Request: Wherever a line below holds the word "Tener", copy that line.

Records provided:
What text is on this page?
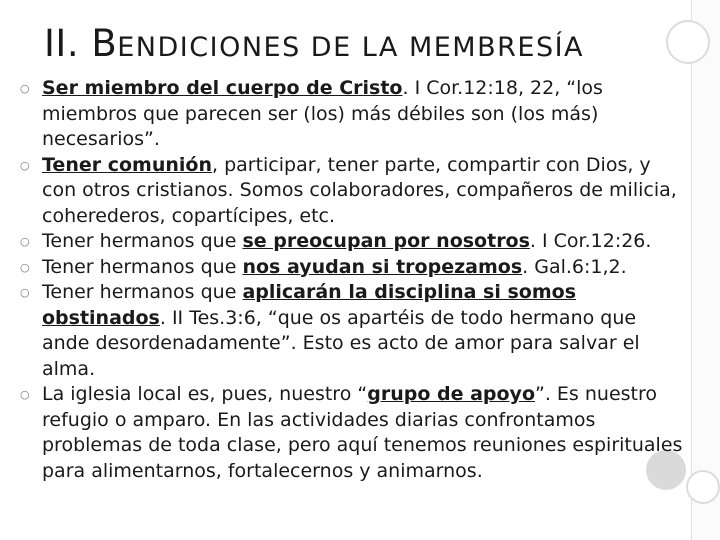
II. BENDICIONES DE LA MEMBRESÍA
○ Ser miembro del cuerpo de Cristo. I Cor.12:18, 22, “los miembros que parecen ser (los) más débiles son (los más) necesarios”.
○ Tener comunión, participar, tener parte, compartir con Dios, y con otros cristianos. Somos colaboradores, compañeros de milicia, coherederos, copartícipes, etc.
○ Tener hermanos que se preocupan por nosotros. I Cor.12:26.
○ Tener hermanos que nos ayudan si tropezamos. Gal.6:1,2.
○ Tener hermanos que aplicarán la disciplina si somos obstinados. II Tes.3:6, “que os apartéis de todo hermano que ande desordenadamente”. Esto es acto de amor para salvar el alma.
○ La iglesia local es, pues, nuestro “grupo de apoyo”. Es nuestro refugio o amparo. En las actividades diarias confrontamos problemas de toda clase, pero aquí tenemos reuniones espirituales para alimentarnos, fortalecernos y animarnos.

Solution:
○ Tener comunión, participar, tener parte, compartir con Dios, y con otros cristianos. Somos colaboradores, compañeros de milicia, coherederos, copartícipes, etc.
○ Tener hermanos que se preocupan por nosotros. I Cor.12:26.
○ Tener hermanos que nos ayudan si tropezamos. Gal.6:1,2.
○ Tener hermanos que aplicarán la disciplina si somos obstinados. II Tes.3:6, “que os apartéis de todo hermano que ande desordenadamente”. Esto es acto de amor para salvar el alma.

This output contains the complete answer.